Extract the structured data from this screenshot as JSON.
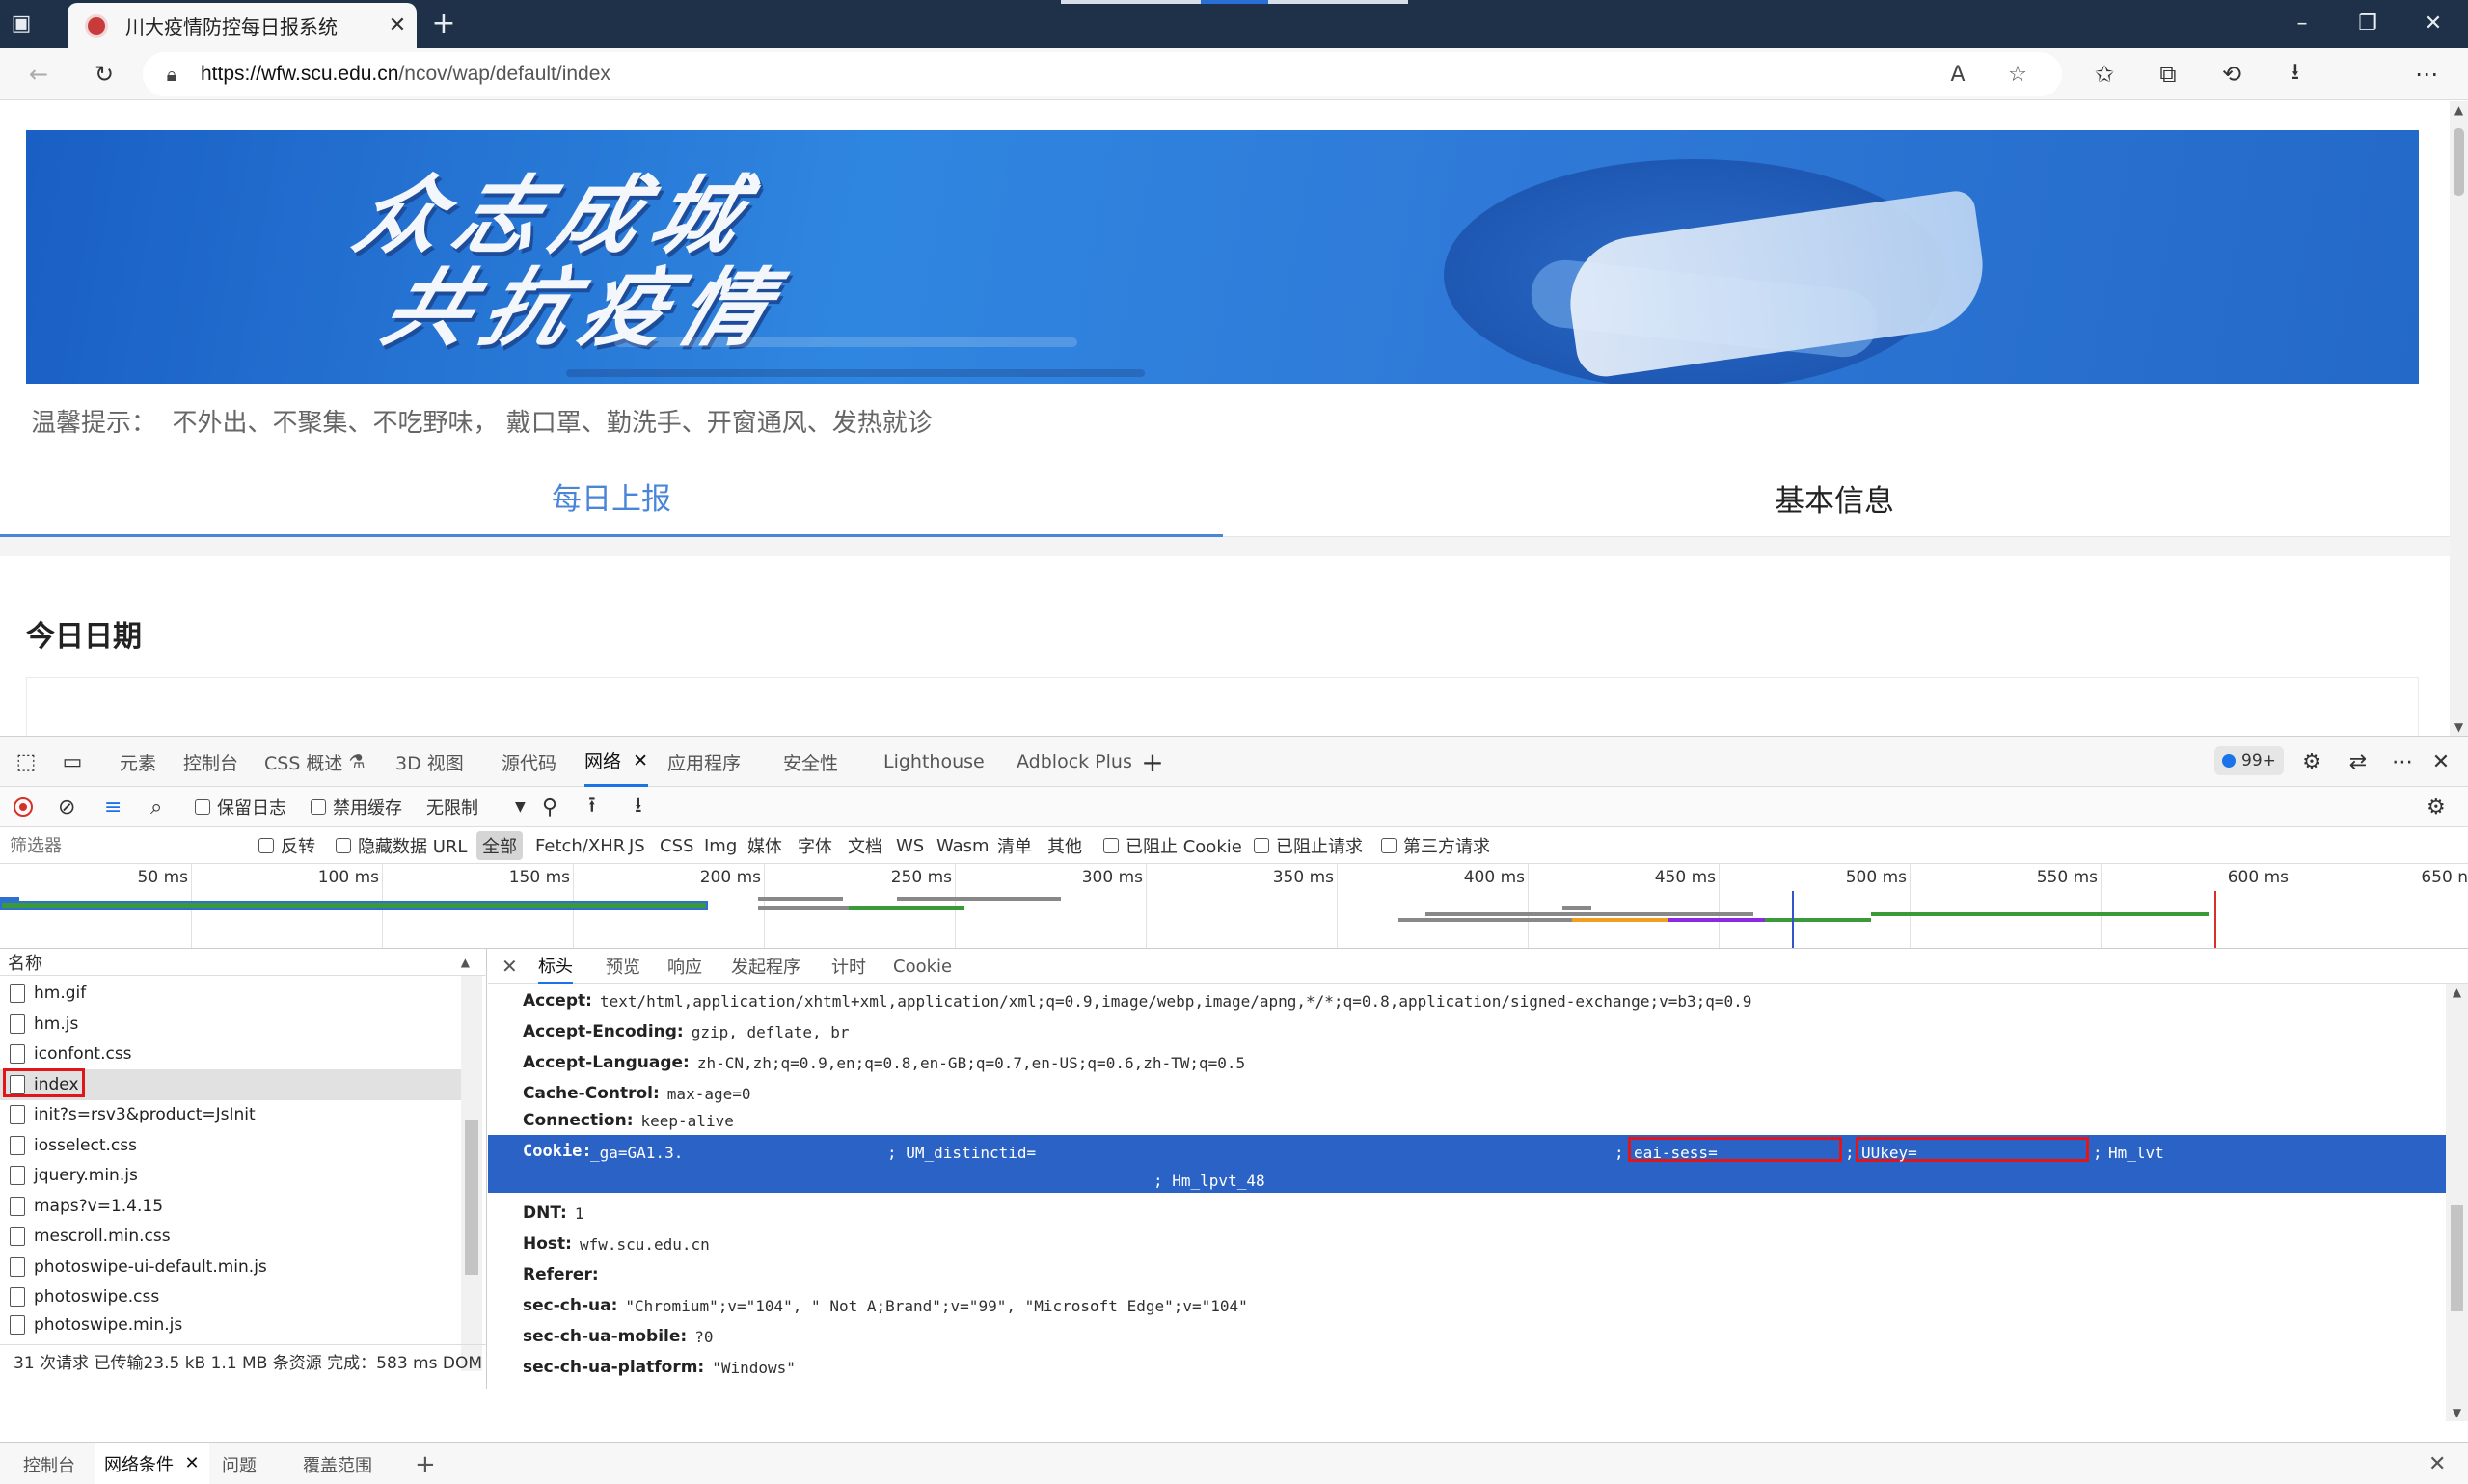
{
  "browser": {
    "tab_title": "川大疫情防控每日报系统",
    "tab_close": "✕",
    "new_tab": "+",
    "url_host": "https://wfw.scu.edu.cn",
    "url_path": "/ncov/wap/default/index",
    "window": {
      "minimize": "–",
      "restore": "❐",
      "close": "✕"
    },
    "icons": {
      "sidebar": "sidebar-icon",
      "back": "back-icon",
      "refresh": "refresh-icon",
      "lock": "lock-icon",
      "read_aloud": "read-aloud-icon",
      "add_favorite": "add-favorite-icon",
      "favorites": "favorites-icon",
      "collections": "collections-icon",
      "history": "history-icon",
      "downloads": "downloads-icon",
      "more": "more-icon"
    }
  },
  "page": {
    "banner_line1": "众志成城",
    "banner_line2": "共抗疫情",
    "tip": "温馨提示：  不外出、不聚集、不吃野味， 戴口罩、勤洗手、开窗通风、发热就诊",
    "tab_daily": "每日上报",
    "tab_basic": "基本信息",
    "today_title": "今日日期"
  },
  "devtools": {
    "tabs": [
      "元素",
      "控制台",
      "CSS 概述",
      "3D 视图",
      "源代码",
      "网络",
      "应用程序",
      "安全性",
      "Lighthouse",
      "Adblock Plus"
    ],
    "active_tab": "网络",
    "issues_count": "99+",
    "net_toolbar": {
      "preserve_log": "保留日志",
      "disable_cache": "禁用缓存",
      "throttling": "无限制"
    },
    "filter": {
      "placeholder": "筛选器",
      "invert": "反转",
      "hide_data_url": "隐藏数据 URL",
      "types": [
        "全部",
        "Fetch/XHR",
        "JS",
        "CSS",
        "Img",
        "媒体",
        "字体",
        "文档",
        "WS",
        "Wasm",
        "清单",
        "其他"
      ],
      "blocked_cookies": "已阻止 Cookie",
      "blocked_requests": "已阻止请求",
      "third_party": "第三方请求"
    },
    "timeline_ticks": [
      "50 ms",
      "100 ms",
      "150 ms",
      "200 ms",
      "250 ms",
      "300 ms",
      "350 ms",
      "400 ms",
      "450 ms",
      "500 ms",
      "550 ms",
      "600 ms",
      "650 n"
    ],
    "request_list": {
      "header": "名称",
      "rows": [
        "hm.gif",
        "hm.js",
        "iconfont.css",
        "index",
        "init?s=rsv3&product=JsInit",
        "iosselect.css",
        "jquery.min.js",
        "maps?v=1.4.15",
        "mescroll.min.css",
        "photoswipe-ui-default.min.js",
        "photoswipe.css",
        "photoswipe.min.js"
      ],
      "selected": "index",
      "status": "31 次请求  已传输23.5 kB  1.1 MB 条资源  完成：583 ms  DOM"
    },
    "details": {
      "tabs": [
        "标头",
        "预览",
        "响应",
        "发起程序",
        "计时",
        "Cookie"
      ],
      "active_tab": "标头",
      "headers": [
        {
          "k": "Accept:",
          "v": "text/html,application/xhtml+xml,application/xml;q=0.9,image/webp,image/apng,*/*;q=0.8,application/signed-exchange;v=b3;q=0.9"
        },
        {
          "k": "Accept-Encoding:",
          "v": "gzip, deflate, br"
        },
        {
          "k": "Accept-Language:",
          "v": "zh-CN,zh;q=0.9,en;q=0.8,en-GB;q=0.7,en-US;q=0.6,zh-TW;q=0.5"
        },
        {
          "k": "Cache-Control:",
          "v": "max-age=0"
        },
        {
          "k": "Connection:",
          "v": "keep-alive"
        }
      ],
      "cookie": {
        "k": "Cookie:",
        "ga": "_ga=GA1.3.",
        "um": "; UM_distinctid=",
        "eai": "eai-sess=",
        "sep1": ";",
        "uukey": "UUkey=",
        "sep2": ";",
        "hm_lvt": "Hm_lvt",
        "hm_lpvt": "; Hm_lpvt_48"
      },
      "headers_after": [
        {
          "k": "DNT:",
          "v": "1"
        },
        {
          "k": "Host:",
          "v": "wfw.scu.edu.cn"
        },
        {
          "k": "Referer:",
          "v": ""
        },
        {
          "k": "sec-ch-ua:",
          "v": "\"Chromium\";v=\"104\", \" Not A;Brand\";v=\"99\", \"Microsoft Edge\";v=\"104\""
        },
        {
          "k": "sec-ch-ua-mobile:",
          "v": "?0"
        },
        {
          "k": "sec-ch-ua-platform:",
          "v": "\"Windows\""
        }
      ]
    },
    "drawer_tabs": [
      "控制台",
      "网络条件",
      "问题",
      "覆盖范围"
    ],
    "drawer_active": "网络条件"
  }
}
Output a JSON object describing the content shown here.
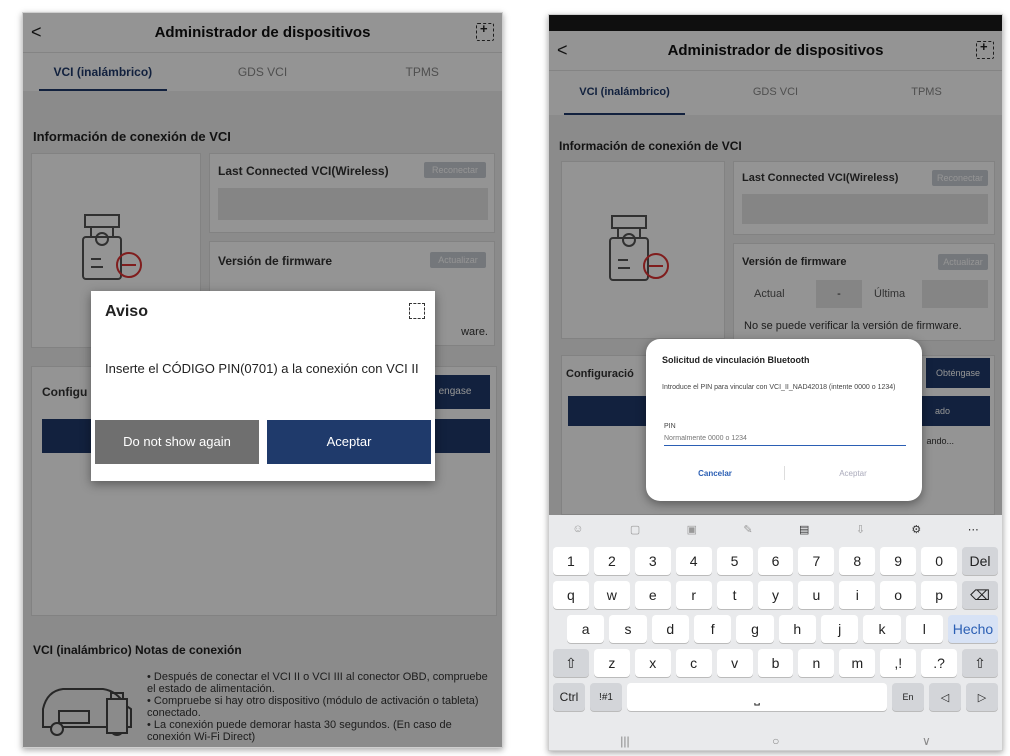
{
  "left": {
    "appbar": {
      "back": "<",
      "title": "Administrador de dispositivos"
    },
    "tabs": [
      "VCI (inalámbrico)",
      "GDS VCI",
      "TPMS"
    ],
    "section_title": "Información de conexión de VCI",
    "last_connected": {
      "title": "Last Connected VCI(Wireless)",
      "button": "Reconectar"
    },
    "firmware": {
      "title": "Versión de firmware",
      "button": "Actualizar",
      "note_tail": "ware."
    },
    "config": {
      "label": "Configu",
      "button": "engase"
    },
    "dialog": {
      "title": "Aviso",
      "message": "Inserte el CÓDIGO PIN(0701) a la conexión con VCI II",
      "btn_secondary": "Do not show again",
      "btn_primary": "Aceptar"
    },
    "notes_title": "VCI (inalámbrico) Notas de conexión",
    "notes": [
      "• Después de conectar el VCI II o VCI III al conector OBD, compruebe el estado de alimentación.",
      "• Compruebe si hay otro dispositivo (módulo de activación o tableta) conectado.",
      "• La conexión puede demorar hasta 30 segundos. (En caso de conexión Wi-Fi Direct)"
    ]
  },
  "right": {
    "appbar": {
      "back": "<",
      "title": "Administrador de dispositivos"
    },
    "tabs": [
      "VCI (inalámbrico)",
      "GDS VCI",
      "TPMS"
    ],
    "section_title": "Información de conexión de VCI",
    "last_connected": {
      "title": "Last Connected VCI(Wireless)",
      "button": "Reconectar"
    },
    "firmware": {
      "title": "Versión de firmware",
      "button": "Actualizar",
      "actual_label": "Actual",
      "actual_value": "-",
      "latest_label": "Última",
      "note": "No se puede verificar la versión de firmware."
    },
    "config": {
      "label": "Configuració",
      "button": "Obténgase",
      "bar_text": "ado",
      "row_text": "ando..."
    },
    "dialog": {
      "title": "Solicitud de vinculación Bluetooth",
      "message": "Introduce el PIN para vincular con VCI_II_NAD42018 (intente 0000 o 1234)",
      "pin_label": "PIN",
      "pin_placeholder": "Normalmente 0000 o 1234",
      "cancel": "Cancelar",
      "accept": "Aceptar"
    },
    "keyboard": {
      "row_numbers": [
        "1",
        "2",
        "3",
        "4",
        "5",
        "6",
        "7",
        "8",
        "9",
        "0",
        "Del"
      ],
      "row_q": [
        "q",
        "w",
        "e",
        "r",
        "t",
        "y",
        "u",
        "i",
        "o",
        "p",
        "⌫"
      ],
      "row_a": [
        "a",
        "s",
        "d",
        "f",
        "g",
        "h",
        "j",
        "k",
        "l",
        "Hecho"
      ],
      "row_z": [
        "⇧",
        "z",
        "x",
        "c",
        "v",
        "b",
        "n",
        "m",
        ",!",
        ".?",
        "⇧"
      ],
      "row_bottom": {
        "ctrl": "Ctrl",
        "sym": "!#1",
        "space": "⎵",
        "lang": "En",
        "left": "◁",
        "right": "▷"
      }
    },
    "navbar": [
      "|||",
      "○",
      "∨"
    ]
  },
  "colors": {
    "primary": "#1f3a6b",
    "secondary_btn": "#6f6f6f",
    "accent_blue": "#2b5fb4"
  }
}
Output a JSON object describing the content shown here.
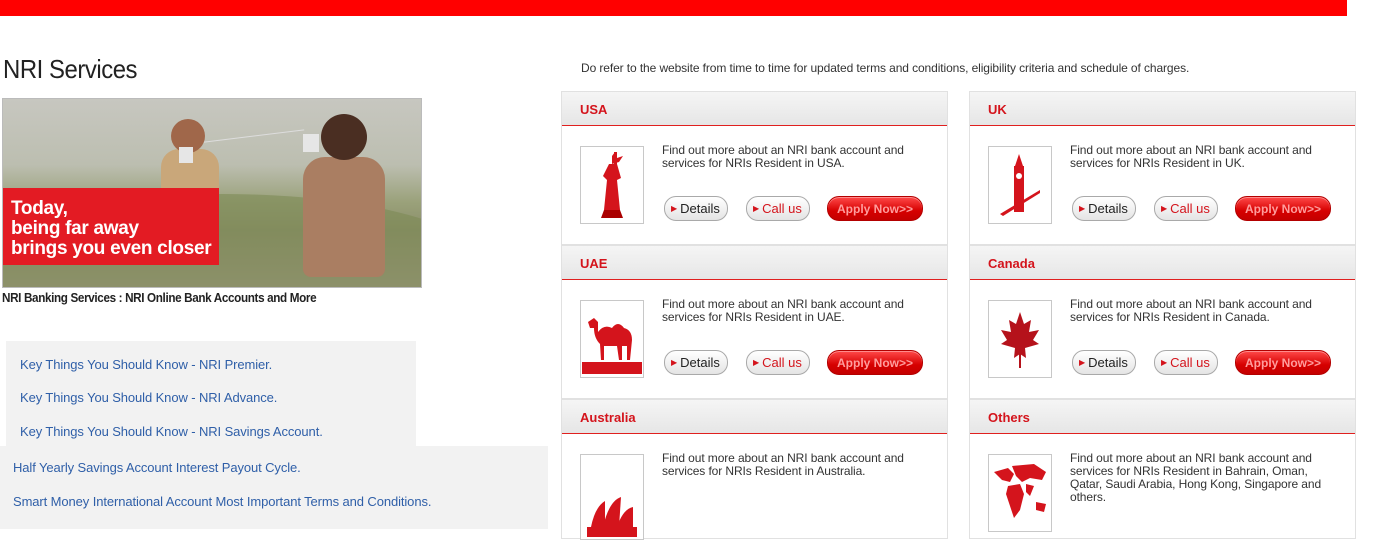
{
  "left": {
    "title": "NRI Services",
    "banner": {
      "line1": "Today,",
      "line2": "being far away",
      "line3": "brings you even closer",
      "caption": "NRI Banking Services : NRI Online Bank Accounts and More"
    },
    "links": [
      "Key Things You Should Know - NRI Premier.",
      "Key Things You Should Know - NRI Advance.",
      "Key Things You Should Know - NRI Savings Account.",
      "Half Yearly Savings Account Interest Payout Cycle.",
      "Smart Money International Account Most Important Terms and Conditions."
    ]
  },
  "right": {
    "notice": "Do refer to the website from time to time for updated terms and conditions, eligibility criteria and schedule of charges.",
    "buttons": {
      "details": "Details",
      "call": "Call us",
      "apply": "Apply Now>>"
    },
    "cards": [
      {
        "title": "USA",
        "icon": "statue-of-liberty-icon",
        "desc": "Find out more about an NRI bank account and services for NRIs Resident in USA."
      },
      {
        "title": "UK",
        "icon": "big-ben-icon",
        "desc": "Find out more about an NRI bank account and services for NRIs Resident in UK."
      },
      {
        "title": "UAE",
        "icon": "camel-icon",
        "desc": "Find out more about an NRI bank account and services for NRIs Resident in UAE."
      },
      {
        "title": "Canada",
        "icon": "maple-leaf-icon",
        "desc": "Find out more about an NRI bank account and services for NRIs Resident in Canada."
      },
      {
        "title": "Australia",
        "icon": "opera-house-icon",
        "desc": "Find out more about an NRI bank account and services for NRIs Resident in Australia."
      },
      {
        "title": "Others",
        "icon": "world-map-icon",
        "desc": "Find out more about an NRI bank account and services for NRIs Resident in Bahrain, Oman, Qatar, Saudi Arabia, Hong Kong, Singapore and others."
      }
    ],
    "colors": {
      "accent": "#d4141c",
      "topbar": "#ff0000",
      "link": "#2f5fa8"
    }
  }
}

◆ **Written problem**: From the data above, pick out each line containing "default" and copy it.

◆ **Task output**:
    "url_path": "/ncov/wap/default/index",
        "photoswipe-ui-default.min.js",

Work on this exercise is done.